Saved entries

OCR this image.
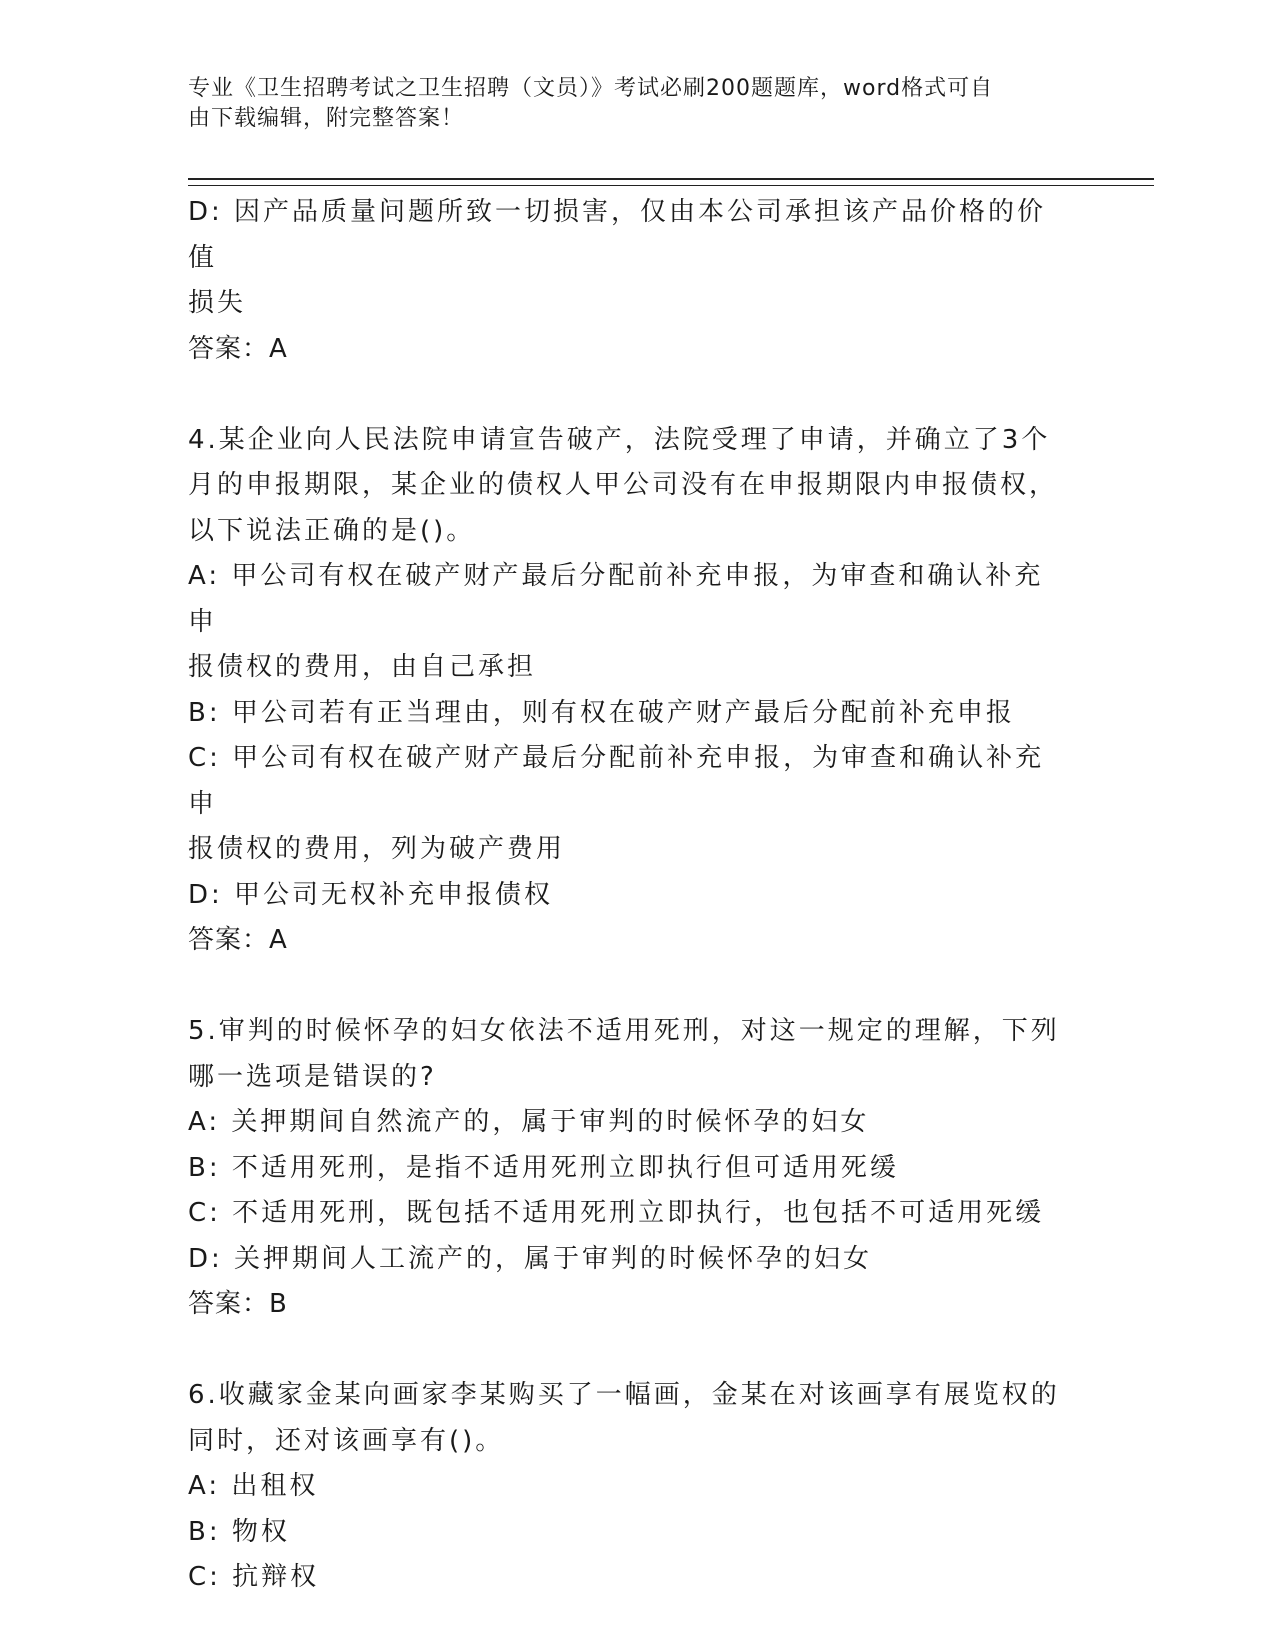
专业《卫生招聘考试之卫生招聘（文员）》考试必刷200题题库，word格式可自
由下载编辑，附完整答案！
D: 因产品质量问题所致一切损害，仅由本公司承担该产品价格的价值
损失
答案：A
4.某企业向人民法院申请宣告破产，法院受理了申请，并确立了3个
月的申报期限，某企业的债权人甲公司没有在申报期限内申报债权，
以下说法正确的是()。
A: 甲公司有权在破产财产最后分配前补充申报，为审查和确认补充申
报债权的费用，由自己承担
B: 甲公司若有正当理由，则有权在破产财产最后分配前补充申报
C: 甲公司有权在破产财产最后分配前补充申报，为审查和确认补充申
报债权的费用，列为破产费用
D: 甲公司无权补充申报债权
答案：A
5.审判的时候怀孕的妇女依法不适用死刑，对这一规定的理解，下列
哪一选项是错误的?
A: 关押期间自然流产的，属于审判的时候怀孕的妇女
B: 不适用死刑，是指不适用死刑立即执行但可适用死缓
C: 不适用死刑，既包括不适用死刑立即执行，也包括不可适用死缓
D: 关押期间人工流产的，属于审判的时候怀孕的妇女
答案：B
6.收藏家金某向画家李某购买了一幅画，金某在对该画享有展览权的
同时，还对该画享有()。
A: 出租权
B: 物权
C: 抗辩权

_What you will do_
Print out every entry above without changing a word, and leave out the pictures.

_Final answer_
OCR this image.
专业《卫生招聘考试之卫生招聘（文员）》考试必刷200题题库，word格式可自
由下载编辑，附完整答案！
D: 因产品质量问题所致一切损害，仅由本公司承担该产品价格的价值
损失
答案：A
4.某企业向人民法院申请宣告破产，法院受理了申请，并确立了3个
月的申报期限，某企业的债权人甲公司没有在申报期限内申报债权，
以下说法正确的是()。
A: 甲公司有权在破产财产最后分配前补充申报，为审查和确认补充申
报债权的费用，由自己承担
B: 甲公司若有正当理由，则有权在破产财产最后分配前补充申报
C: 甲公司有权在破产财产最后分配前补充申报，为审查和确认补充申
报债权的费用，列为破产费用
D: 甲公司无权补充申报债权
答案：A
5.审判的时候怀孕的妇女依法不适用死刑，对这一规定的理解，下列
哪一选项是错误的?
A: 关押期间自然流产的，属于审判的时候怀孕的妇女
B: 不适用死刑，是指不适用死刑立即执行但可适用死缓
C: 不适用死刑，既包括不适用死刑立即执行，也包括不可适用死缓
D: 关押期间人工流产的，属于审判的时候怀孕的妇女
答案：B
6.收藏家金某向画家李某购买了一幅画，金某在对该画享有展览权的
同时，还对该画享有()。
A: 出租权
B: 物权
C: 抗辩权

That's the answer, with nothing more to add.